» YOUR TASK
Set every record down verbatim and omit the pictures.

» GIVEN ENTRIES
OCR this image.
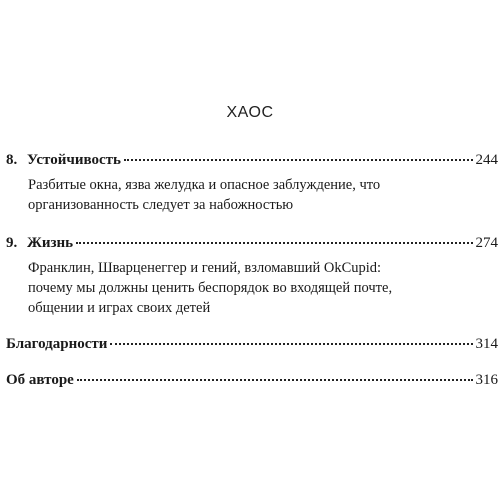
ХАОС
8. Устойчивость	244
Разбитые окна, язва желудка и опасное заблуждение, что
организованность следует за набожностью
9. Жизнь	274
Франклин, Шварценеггер и гений, взломавший OkCupid:
почему мы должны ценить беспорядок во входящей почте,
общении и играх своих детей
Благодарности	314
Об авторе	316
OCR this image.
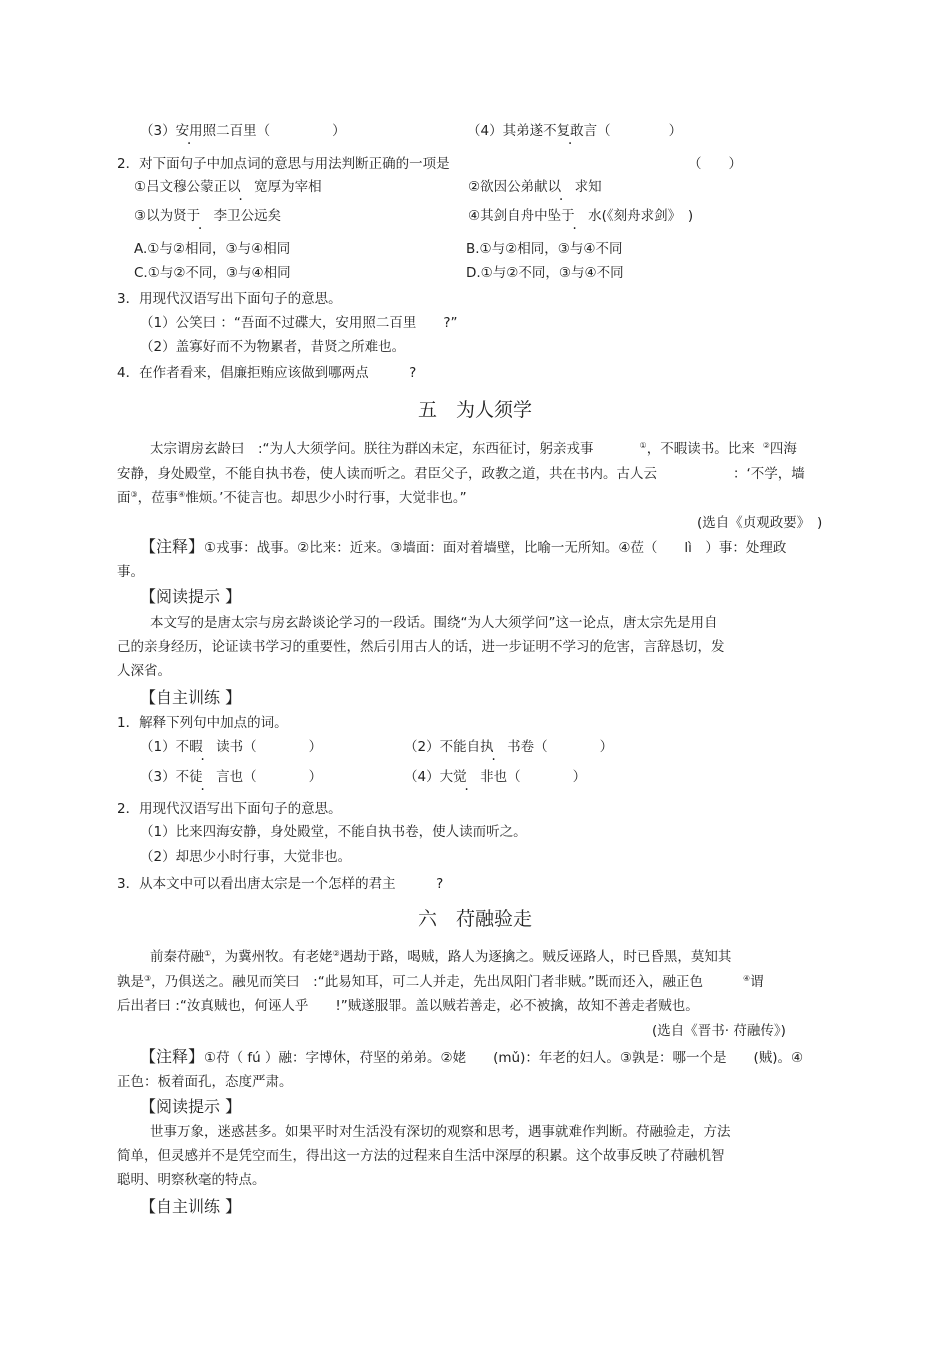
（3）安用照二百里（	）	（4）其弟遂不复敢言（	）
2．对下面句子中加点词的意思与用法判断正确的一项是	（　　）
①吕文穆公蒙正以　 宽厚为宰相	②欲因公弟献以　 求知
③以为贤于　 李卫公远矣	④其剑自舟中坠于　 水(《刻舟求剑》　)
A.①与②相同，③与④相同	B.①与②相同，③与④不同
C.①与②不同，③与④相同	D.①与②不同，③与④不同
3．用现代汉语写出下面句子的意思。
（1）公笑曰 ：“吾面不过碟大，安用照二百里　　?”
（2）盖寡好而不为物累者，昔贤之所难也。
4．在作者看来，倡廉拒贿应该做到哪两点　　　?
五　为人须学
太宗谓房玄龄曰　:“为人大须学问。朕往为群凶未定，东西征讨，躬亲戎事	①，不暇读书。比来 ②四海
安静，身处殿堂，不能自执书卷，使人读而听之。君臣父子，政教之道，共在书内。古人云	：‘不学，墙
面③，莅事④惟烦。’不徒言也。却思少小时行事，大觉非也。”
(选自《贞观政要》　)
【注释】①戎事：战事。②比来：近来。③墙面：面对着墙壁，比喻一无所知。④莅（　　lì　）事：处理政
事。
【阅读提示 】
本文写的是唐太宗与房玄龄谈论学习的一段话。围绕“为人大须学问”这一论点，唐太宗先是用自
己的亲身经历，论证读书学习的重要性，然后引用古人的话，进一步证明不学习的危害，言辞恳切，发
人深省。
【自主训练 】
1．解释下列句中加点的词。
（1）不暇　 读书（	）	（2）不能自执　 书卷（	）
（3）不徒　 言也（	）	（4）大觉　 非也（	）
2．用现代汉语写出下面句子的意思。
（1）比来四海安静，身处殿堂，不能自执书卷，使人读而听之。
（2）却思少小时行事，大觉非也。
3．从本文中可以看出唐太宗是一个怎样的君主　　　?
六　苻融验走
前秦苻融①，为冀州牧。有老姥②遇劫于路，喝贼，路人为逐擒之。贼反诬路人，时已昏黑，莫知其
孰是③，乃俱送之。融见而笑曰　:“此易知耳，可二人并走，先出凤阳门者非贼。”既而还入，融正色	④谓
后出者曰 :“汝真贼也，何诬人乎　　!”贼遂服罪。盖以贼若善走，必不被擒，故知不善走者贼也。
(选自《晋书· 苻融传》)
【注释】①苻（ fú ）融：字博休，苻坚的弟弟。②姥　　(mǔ)：年老的妇人。③孰是：哪一个是　　(贼)。④
正色：板着面孔，态度严肃。
【阅读提示 】
世事万象，迷惑甚多。如果平时对生活没有深切的观察和思考，遇事就难作判断。苻融验走，方法
简单，但灵感并不是凭空而生，得出这一方法的过程来自生活中深厚的积累。这个故事反映了苻融机智
聪明、明察秋毫的特点。
【自主训练 】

» CORRECT RESULT
OCR this image.
ХАОС
8. Устойчивость	244
Разбитые окна, язва желудка и опасное заблуждение, что
организованность следует за набожностью
9. Жизнь	274
Франклин, Шварценеггер и гений, взломавший OkCupid:
почему мы должны ценить беспорядок во входящей почте,
общении и играх своих детей
Благодарности	314
Об авторе	316
OCR this image.
（3）安用照二百里（	）	（4）其弟遂不复敢言（	）
2．对下面句子中加点词的意思与用法判断正确的一项是	（　　）
①吕文穆公蒙正以　 宽厚为宰相	②欲因公弟献以　 求知
③以为贤于　 李卫公远矣	④其剑自舟中坠于　 水(《刻舟求剑》　)
A.①与②相同，③与④相同	B.①与②相同，③与④不同
C.①与②不同，③与④相同	D.①与②不同，③与④不同
3．用现代汉语写出下面句子的意思。
（1）公笑曰 ：“吾面不过碟大，安用照二百里　　?”
（2）盖寡好而不为物累者，昔贤之所难也。
4．在作者看来，倡廉拒贿应该做到哪两点　　　?
五　为人须学
太宗谓房玄龄曰　:“为人大须学问。朕往为群凶未定，东西征讨，躬亲戎事	①，不暇读书。比来 ②四海
安静，身处殿堂，不能自执书卷，使人读而听之。君臣父子，政教之道，共在书内。古人云	：‘不学，墙
面③，莅事④惟烦。’不徒言也。却思少小时行事，大觉非也。”
(选自《贞观政要》　)
【注释】①戎事：战事。②比来：近来。③墙面：面对着墙壁，比喻一无所知。④莅（　　lì　）事：处理政
事。
【阅读提示 】
本文写的是唐太宗与房玄龄谈论学习的一段话。围绕“为人大须学问”这一论点，唐太宗先是用自
己的亲身经历，论证读书学习的重要性，然后引用古人的话，进一步证明不学习的危害，言辞恳切，发
人深省。
【自主训练 】
1．解释下列句中加点的词。
（1）不暇　 读书（	）	（2）不能自执　 书卷（	）
（3）不徒　 言也（	）	（4）大觉　 非也（	）
2．用现代汉语写出下面句子的意思。
（1）比来四海安静，身处殿堂，不能自执书卷，使人读而听之。
（2）却思少小时行事，大觉非也。
3．从本文中可以看出唐太宗是一个怎样的君主　　　?
六　苻融验走
前秦苻融①，为冀州牧。有老姥②遇劫于路，喝贼，路人为逐擒之。贼反诬路人，时已昏黑，莫知其
孰是③，乃俱送之。融见而笑曰　:“此易知耳，可二人并走，先出凤阳门者非贼。”既而还入，融正色	④谓
后出者曰 :“汝真贼也，何诬人乎　　!”贼遂服罪。盖以贼若善走，必不被擒，故知不善走者贼也。
(选自《晋书· 苻融传》)
【注释】①苻（ fú ）融：字博休，苻坚的弟弟。②姥　　(mǔ)：年老的妇人。③孰是：哪一个是　　(贼)。④
正色：板着面孔，态度严肃。
【阅读提示 】
世事万象，迷惑甚多。如果平时对生活没有深切的观察和思考，遇事就难作判断。苻融验走，方法
简单，但灵感并不是凭空而生，得出这一方法的过程来自生活中深厚的积累。这个故事反映了苻融机智
聪明、明察秋毫的特点。
【自主训练 】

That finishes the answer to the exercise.